● Input for this task
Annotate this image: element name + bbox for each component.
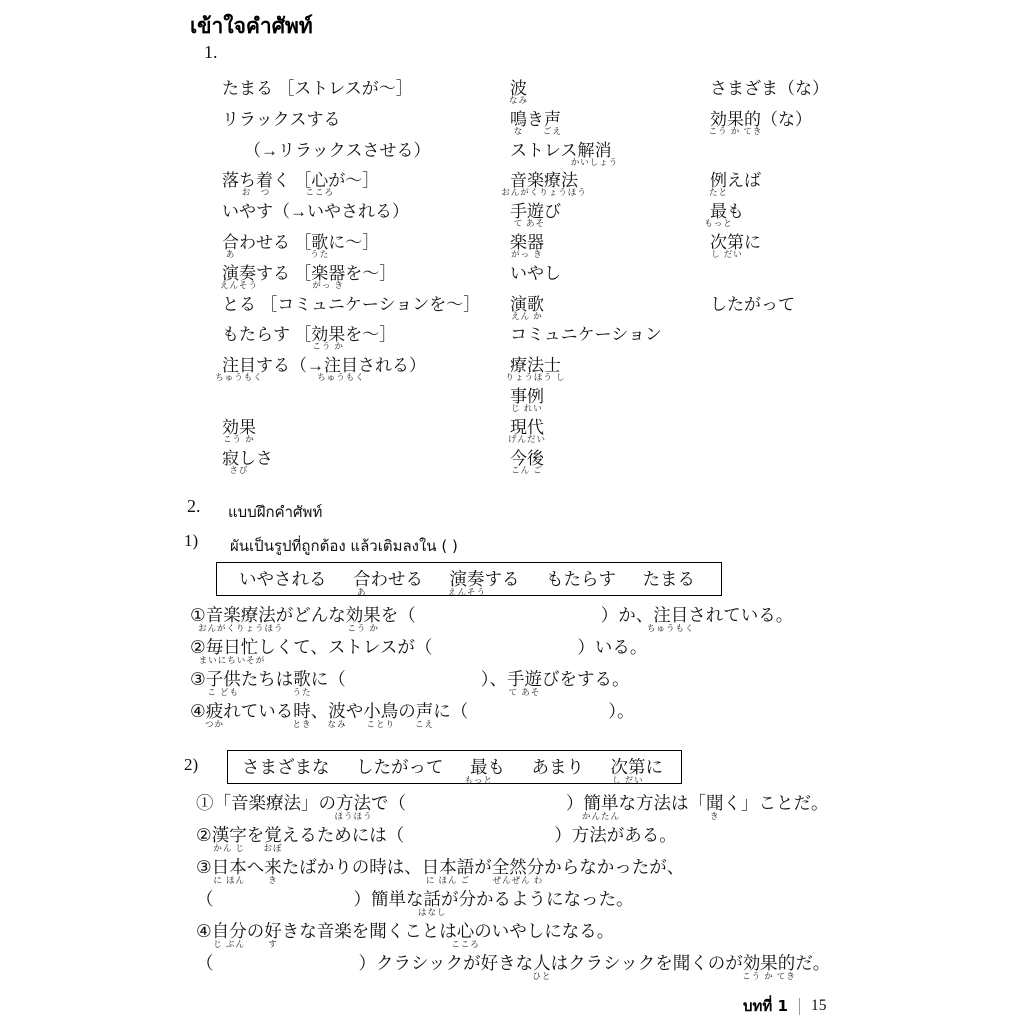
answer-blank [468,716,608,717]
text-run: ）いる。 [577,637,647,657]
sentence-line: （）クラシックが好きなひと人はクラシックを聞くのがこう か てき効果的だ。 [196,950,830,982]
text-run: 、 [311,701,329,721]
ruby-word: し だい次第 [710,228,744,253]
part2-sentences: ①「音楽療法」のほうほう方法で（）かんたん簡単な方法は「き聞く」ことだ。②かん … [196,790,830,982]
ruby-word: がっ き楽器 [510,228,544,253]
ruby-word: こう か効果 [222,413,256,438]
vocab-item: もっと最も [710,197,744,222]
ruby-word: かん じ漢字 [212,822,247,847]
furigana: りょうほう し [505,373,565,382]
furigana: まいにちいそが [199,656,266,665]
text-run: さまざま（な） [710,79,829,98]
word-bank-item: したがって [356,754,444,779]
ruby-word: じ れい事例 [510,382,544,407]
furigana: こん ご [511,466,543,475]
vocab-item: な鳴きごえ声 [510,105,561,130]
vocab-item: こう か てき効果的（な） [710,105,812,130]
ruby-word: こえ声 [416,698,434,723]
vocab-item: あ合わせる ［うた歌に〜］ [222,228,379,253]
furigana: こう か [223,435,255,444]
ruby-word: ぜんぜん わ全然分 [492,854,545,879]
ruby-word: おぼ覚 [264,822,282,847]
chapter-label: บทที่ 1 [743,994,788,1018]
text-run: がどんな [276,605,346,625]
furigana: おんがくりょうほう [198,624,284,633]
text-run: びをする。 [542,669,630,689]
text-run: たまる ［ストレスが〜］ [222,79,413,98]
text-run: ）クラシックが好きな [359,953,534,973]
furigana: つか [205,720,224,729]
furigana: あそ [526,219,545,228]
text-run: （→リラックスさせる） [244,141,431,160]
furigana: がっ き [511,250,543,259]
ruby-word: げんだい現代 [510,413,544,438]
word-bank-item: あまり [532,754,585,779]
sentence-line: ①おんがくりょうほう音楽療法がどんなこう か効果を（）か、ちゅうもく注目されてい… [190,602,793,634]
ruby-word: とき時 [293,698,311,723]
ruby-word: こころ心 [457,918,475,943]
furigana: うた [292,688,311,697]
furigana: おんがくりょうほう [501,188,587,197]
text-run: （ [196,953,214,973]
ruby-word: こころ心 [311,166,328,191]
furigana: こころ [305,188,334,197]
ruby-word: えんそう演奏 [450,566,485,591]
part2-number: 2) [184,755,198,775]
furigana: ぜんぜん わ [493,876,544,885]
text-run: たばかりの時は、 [282,857,422,877]
footer-divider [799,998,800,1015]
vocab-item: て手あそ遊び [510,197,561,222]
furigana: こう か [312,342,344,351]
ruby-word: なみ波 [328,698,346,723]
text-run: ① [190,605,206,625]
vocab-item: ストレスかいしょう解消 [510,136,612,161]
word-bank-item: あ合わせる [353,566,423,591]
text-run: ③ [190,669,206,689]
furigana: こう か [347,624,379,633]
sentence-line: （）簡単なはなし話が分かるようになった。 [196,886,830,918]
ruby-word: す好 [264,918,282,943]
furigana: さび [229,466,248,475]
furigana: はなし [418,908,447,917]
text-run: さまざまな [242,757,330,777]
furigana: うた [310,250,329,259]
furigana: ひと [532,972,551,981]
ruby-word: さび寂し [222,444,256,469]
ruby-word: おんがくりょうほう音楽療法 [206,602,276,627]
furigana: ほうほう [334,812,372,821]
furigana: し だい [612,776,644,785]
ruby-word: はなし話 [424,886,442,911]
ruby-word: がっ き楽器 [311,259,345,284]
text-run: れている [223,701,293,721]
ruby-word: うた歌 [293,666,311,691]
text-run: する ［ [256,264,311,283]
text-run: もたらす [546,569,616,589]
text-run: わせる [371,569,424,589]
text-run: ）。 [608,701,634,721]
word-bank-1: いやされるあ合わせるえんそう演奏するもたらすたまる [216,562,722,596]
ruby-word: まいにちいそが毎日忙 [206,634,259,659]
ruby-word: て あそ手遊 [507,666,542,691]
furigana: とき [292,720,311,729]
ruby-word: りょうほう し療法士 [510,351,561,376]
answer-blank [214,968,359,969]
answer-blank [432,652,577,653]
sentence-line: ④じ ぶん自分のす好きな音楽を聞くことはこころ心のいやしになる。 [196,918,830,950]
ruby-word: き来 [264,854,282,879]
text-run: び [544,202,561,221]
text-run: な方法は「 [619,793,707,813]
furigana: かん じ [213,844,245,853]
vocab-item: おんがくりょうほう音楽療法 [510,166,578,191]
text-run: する（→ [256,356,324,375]
text-run: いやす（→いやされる） [222,202,409,221]
answer-blank [404,840,554,841]
ruby-word: に ほん日本 [212,854,247,879]
vocab-item: さまざま（な） [710,74,829,99]
page-footer: บทที่ 1 15 [743,994,826,1018]
furigana: もっと [704,219,733,228]
ruby-word: あ合 [353,566,371,591]
text-run: も [488,757,506,777]
text-run: へ [247,857,265,877]
ruby-word: し だい次第 [611,754,646,779]
word-bank-2: さまざまなしたがってもっと最もあまりし だい次第に [227,750,682,784]
answer-blank [346,684,481,685]
vocab-item: じ れい事例 [510,382,544,407]
text-run: えるためには（ [282,825,405,845]
text-run: ② [190,637,206,657]
textbook-page: เข้าใจคำศัพท์ 1. たまる ［ストレスが〜］なみ波さまざま（な）リ… [0,0,1024,1024]
word-bank-item: いやされる [239,566,327,591]
furigana: こえ [415,720,434,729]
text-run: ）、 [481,669,507,689]
furigana: ことり [366,720,395,729]
text-run: しくて、ストレスが（ [258,637,432,657]
furigana: す [268,940,278,949]
vocab-item: がっ き楽器 [510,228,544,253]
text-run: あまり [532,757,585,777]
vocab-item: もたらす ［こう か効果を〜］ [222,320,396,345]
vocab-item: たまる ［ストレスが〜］ [222,74,413,99]
ruby-word: こう か効果 [346,602,381,627]
ruby-word: たと例 [710,166,727,191]
text-run: ）か、 [601,605,654,625]
furigana: お つ [242,188,271,197]
vocab-section-number: 1. [204,42,218,63]
ruby-word: こう か てき効果的 [710,105,761,130]
exercise-section-title: แบบฝึกคำศัพท์ [228,500,322,524]
ruby-word: あ合 [222,228,239,253]
text-run: されている。 [688,605,793,625]
furigana: ちゅうもく [317,373,365,382]
text-run: ①「音楽療法」の [196,793,336,813]
text-run: さ [256,449,273,468]
page-number: 15 [811,997,827,1015]
text-run: が分かるようになった。 [441,889,634,909]
text-run: される） [358,356,426,375]
furigana: なみ [327,720,346,729]
text-run: の [247,921,265,941]
text-run: に〜］ [328,233,379,252]
vocab-item: リラックスする [222,105,341,130]
sentence-line: ③に ほん日本へき来たばかりの時は、に ほん ご日本語がぜんぜん わ全然分からな… [196,854,830,886]
vocab-item: したがって [710,290,795,315]
text-run: ④ [196,921,212,941]
text-run: たちは [241,669,294,689]
text-run: はクラシックを聞くのが [551,953,743,973]
ruby-word: なみ波 [510,74,527,99]
furigana: なみ [509,96,528,105]
word-bank-item: たまる [643,566,696,591]
ruby-word: じ ぶん自分 [212,918,247,943]
text-run: したがって [356,757,444,777]
vocab-item: とる ［コミュニケーションを〜］ [222,290,480,315]
word-bank-item: もっと最も [470,754,505,779]
vocab-item: こん ご今後 [510,444,544,469]
furigana: あ [357,588,367,597]
sentence-line: ①「音楽療法」のほうほう方法で（）かんたん簡単な方法は「き聞く」ことだ。 [196,790,830,822]
vocab-item: いやし [510,259,561,284]
furigana: げんだい [508,435,546,444]
ruby-word: て手 [510,197,527,222]
furigana: がっ き [312,281,344,290]
furigana: もっと [464,776,493,785]
furigana: ちゅうもく [215,373,263,382]
word-bank-item: えんそう演奏する [450,566,520,591]
furigana: こう か てき [742,972,796,981]
text-run: わせる ［ [239,233,311,252]
answer-blank [214,904,354,905]
ruby-word: な鳴 [510,105,527,130]
furigana: じ ぶん [213,940,245,949]
text-run: ④ [190,701,206,721]
ruby-word: ほうほう方法 [336,790,371,815]
ruby-word: ちゅうもく注目 [222,351,256,376]
ruby-word: えん か演歌 [510,290,544,315]
furigana: じ れい [511,404,543,413]
vocab-item: えんそう演奏する ［がっ き楽器を〜］ [222,259,396,284]
text-run: ）方法がある。 [554,825,677,845]
furigana: し だい [711,250,743,259]
ruby-word: ちゅうもく注目 [653,602,688,627]
answer-blank [406,808,566,809]
text-run: たまる [643,569,696,589]
vocab-item: えん か演歌 [510,290,544,315]
word-bank-item: もたらす [546,566,616,591]
furigana: かいしょう [571,158,619,167]
ruby-word: こ ども子供 [206,666,241,691]
ruby-word: お つ落ち着く [222,166,290,191]
ruby-word: もっと最 [710,197,727,222]
ruby-word: こう か効果 [311,320,345,345]
text-run: に（ [433,701,468,721]
text-run: が〜］ [328,171,379,190]
vocab-item: たと例えば [710,166,761,191]
text-run: ） [566,793,584,813]
text-run: を [247,825,265,845]
vocab-item: コミュニケーション [510,320,662,345]
text-run: に（ [311,669,346,689]
vocab-item: し だい次第に [710,228,761,253]
text-run: で（ [371,793,406,813]
text-run: いやし [510,264,561,283]
vocab-item: なみ波 [510,74,527,99]
text-run: ② [196,825,212,845]
ruby-word: き聞 [706,790,724,815]
ruby-word: うた歌 [311,228,328,253]
furigana: ちゅうもく [647,624,695,633]
furigana: こう か てき [709,127,763,136]
furigana: な [514,127,524,136]
sentence-line: ③こ ども子供たちはうた歌に（）、て あそ手遊びをする。 [190,666,793,698]
text-run: や [346,701,364,721]
furigana: て [514,219,524,228]
ruby-word: ごえ声 [544,105,561,130]
sentence-line: ②かん じ漢字をおぼ覚えるためには（）方法がある。 [196,822,830,854]
text-run: リラックスする [222,110,341,129]
vocab-item: こう か効果 [222,413,256,438]
text-run: えば [727,171,761,190]
vocab-item: いやす（→いやされる） [222,197,409,222]
furigana: こころ [451,940,480,949]
ruby-word: ひと人 [533,950,551,975]
furigana: おぼ [263,844,282,853]
furigana: き [268,876,278,885]
ruby-word: つか疲 [206,698,224,723]
answer-blank [416,620,601,621]
text-run: に [646,757,664,777]
text-run: ストレス [510,141,578,160]
text-run: きな音楽を聞くことは [282,921,457,941]
text-run: の [398,701,416,721]
text-run: いやされる [239,569,327,589]
part1-sentences: ①おんがくりょうほう音楽療法がどんなこう か効果を（）か、ちゅうもく注目されてい… [190,602,793,730]
furigana: に ほん [213,876,245,885]
word-bank-item: さまざまな [242,754,330,779]
ruby-word: おんがくりょうほう音楽療法 [510,166,578,191]
ruby-word: こう か てき効果的 [743,950,796,975]
ruby-word: ちゅうもく注目 [324,351,358,376]
sentence-line: ④つか疲れているとき時、なみ波やことり小鳥のこえ声に（）。 [190,698,793,730]
ruby-word: かんたん簡単 [584,790,619,815]
ruby-word: こん ご今後 [510,444,544,469]
text-run: コミュニケーション [510,325,662,344]
text-run: だ。 [795,953,830,973]
ruby-word: あそ遊 [527,197,544,222]
ruby-word: えんそう演奏 [222,259,256,284]
ruby-word: かいしょう解消 [578,136,612,161]
text-run: とる ［コミュニケーションを〜］ [222,295,480,314]
page-title: เข้าใจคำศัพท์ [190,10,313,43]
text-run: したがって [710,295,795,314]
vocab-item: ちゅうもく注目する（→ちゅうもく注目される） [222,351,426,376]
text-run: もたらす ［ [222,325,311,344]
furigana: かんたん [582,812,620,821]
vocab-item: げんだい現代 [510,413,544,438]
furigana: えんそう [448,588,486,597]
text-run: に [744,233,761,252]
text-run: を〜］ [345,264,396,283]
vocab-item: （→リラックスさせる） [222,136,431,161]
ruby-word: ことり小鳥 [363,698,398,723]
text-run: する [485,569,520,589]
ruby-word: に ほん ご日本語 [422,854,475,879]
furigana: えんそう [220,281,258,290]
furigana: あ [226,250,236,259]
part1-instruction: ผันเป็นรูปที่ถูกต้อง แล้วเติมลงใน ( ) [230,534,458,558]
furigana: えん か [511,312,543,321]
vocab-item: さび寂しさ [222,444,273,469]
text-run: を〜］ [345,325,396,344]
text-run: （な） [761,110,812,129]
part1-number: 1) [184,531,198,551]
ruby-word: もっと最 [470,754,488,779]
text-run: からなかったが、 [544,857,684,877]
furigana: こ ども [207,688,239,697]
furigana: き [710,812,720,821]
furigana: たと [709,188,728,197]
text-run: ）簡単な [354,889,424,909]
furigana: て あそ [509,688,541,697]
text-run: のいやしになる。 [474,921,614,941]
word-bank-item: し だい次第に [611,754,664,779]
text-run: を（ [381,605,416,625]
furigana: に ほん ご [426,876,470,885]
text-run: ③ [196,857,212,877]
text-run: き [527,110,544,129]
vocab-item: りょうほう し療法士 [510,351,561,376]
text-run: く」ことだ。 [724,793,829,813]
vocab-item: お つ落ち着く ［こころ心が〜］ [222,166,379,191]
text-run: （ [196,889,214,909]
sentence-line: ②まいにちいそが毎日忙しくて、ストレスが（）いる。 [190,634,793,666]
exercise-section-number: 2. [187,496,201,517]
text-run: が [474,857,492,877]
furigana: ごえ [543,127,562,136]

● Task requirements
Pick out every line of the records that contains the string "リラックスする" and copy each one in full.

● Answer
vocab-item: リラックスする [222,105,341,130]
text-run: リラックスする [222,110,341,129]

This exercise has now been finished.